Trecho do texto -
****************

Música erudita -

Artista escocês propõe 24 horas sem música no Brasil

Ele já chegou ao primeiro lugar das paradas britânicas e escreveu um livro explicando para os outros como chegar lá. Também deixou uma ovelha morta na porta da festa de encerramento do Brit Awards e despejou um carregamento de CDs no mar por “culpa” da banda Abba. Mas o feito - ou a lenda? - pelo qual o escocês Bill Drummond é provavelmente mais conhecido foi por ter queimado, literalmente, um milhão de libras esterlinas.

Agora, ele vem a São Paulo com uma difícil missão: tentar fazer com que os brasileiros passem 24 horas sem ouvir música. Essa é a proposta do Dia Sem Música, evento que Drummond promove anualmente em diversas partes do mundo, sempre no dia 21 de novembro.

O artista e produtor musical - responsável entre outras coisas pelo lançamento da banda Echo and the Bunnymen - diz que o objetivo do evento é fazer as pessoas refletirem sobre a sua "relação com a música, sobre como ela muda e evolui, e para onde ela deveria estar indo".

Em sua passagem pela cidade, nesta sexta (21), Drummond deve participar de debates e palestras - horários e locais ainda não foram divulgados, o produtor ainda quer “sentir o clima’ do país -, além de promover uma “barreira de voluntários” na Avenida Paulista, que tentará fazer com que os transeuntes desliguem seus tocadores de MP3.

****************

Informações registradas -
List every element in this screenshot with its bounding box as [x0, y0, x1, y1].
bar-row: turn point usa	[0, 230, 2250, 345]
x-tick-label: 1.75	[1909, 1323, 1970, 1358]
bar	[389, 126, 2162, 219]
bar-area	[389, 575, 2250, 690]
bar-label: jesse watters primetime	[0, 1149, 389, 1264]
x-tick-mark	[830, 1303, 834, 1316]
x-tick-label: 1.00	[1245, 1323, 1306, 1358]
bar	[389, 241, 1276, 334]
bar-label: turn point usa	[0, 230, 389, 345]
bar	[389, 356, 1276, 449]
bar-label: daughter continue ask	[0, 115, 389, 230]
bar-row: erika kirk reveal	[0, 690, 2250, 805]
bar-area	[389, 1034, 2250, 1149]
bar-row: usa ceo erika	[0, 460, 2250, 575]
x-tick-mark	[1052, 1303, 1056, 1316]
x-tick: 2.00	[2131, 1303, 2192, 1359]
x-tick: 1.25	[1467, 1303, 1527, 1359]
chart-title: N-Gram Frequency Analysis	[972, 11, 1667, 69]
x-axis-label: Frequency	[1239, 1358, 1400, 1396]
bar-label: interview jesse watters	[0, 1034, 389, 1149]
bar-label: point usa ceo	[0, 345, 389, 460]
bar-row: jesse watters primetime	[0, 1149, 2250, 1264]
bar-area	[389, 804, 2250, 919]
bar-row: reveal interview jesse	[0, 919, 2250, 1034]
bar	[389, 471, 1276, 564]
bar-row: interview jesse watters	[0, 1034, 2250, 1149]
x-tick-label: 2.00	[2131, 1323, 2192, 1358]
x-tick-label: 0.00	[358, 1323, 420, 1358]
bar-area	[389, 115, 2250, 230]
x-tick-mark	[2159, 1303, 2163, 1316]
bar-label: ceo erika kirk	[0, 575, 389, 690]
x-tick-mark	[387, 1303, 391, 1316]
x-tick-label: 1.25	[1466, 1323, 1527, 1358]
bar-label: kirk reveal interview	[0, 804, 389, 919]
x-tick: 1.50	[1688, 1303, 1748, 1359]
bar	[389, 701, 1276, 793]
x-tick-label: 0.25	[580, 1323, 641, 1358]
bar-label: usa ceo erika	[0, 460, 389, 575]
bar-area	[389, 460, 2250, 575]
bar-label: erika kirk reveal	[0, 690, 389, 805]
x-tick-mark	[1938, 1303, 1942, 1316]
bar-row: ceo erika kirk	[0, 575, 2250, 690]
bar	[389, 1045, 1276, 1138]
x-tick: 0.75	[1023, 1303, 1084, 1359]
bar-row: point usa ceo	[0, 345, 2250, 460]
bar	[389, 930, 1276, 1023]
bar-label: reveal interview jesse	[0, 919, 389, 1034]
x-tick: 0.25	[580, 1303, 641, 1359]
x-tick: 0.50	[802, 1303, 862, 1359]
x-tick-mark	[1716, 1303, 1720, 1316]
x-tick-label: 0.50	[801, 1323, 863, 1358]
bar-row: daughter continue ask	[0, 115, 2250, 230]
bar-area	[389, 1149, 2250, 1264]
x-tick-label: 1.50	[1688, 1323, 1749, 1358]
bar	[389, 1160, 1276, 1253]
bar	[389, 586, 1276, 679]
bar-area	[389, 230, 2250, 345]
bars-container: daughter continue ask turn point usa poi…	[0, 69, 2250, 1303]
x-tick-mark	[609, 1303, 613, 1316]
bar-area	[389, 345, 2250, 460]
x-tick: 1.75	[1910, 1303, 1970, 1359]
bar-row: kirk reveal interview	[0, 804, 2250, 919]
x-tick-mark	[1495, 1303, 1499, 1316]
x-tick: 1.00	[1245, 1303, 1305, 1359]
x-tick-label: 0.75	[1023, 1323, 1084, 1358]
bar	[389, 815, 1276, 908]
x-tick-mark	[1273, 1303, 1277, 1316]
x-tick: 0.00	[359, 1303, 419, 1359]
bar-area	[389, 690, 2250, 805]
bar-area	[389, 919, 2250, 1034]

****************

O que se pede -
#1 Segundo a reportagem sobre o Dia Sem Música, por que Drummond promove esse evento? Responda em uma a três frases.
#2 Reproduza fielmente o trecho da reportagem sobre o Dia Sem Música que vai de "Ele já chegou" até "de libras esterlinas.".

Respostas às tarefas -
#1 Drummond promove o Dia Sem Música para fazer as pessoas refletirem sobre a sua relação com a música. Ele também quer que pensem em como a música muda e evolui e para onde ela deveria estar indo.

#2
Ele já chegou ao primeiro lugar das paradas britânicas e escreveu um livro explicando para os outros como chegar lá. Também deixou uma ovelha morta na porta da festa de encerramento do Brit Awards e despejou um carregamento de CDs no mar por “culpa” da banda Abba. Mas o feito - ou a lenda? - pelo qual o escocês Bill Drummond é provavelmente mais conhecido foi por ter queimado, literalmente, um milhão de libras esterlinas.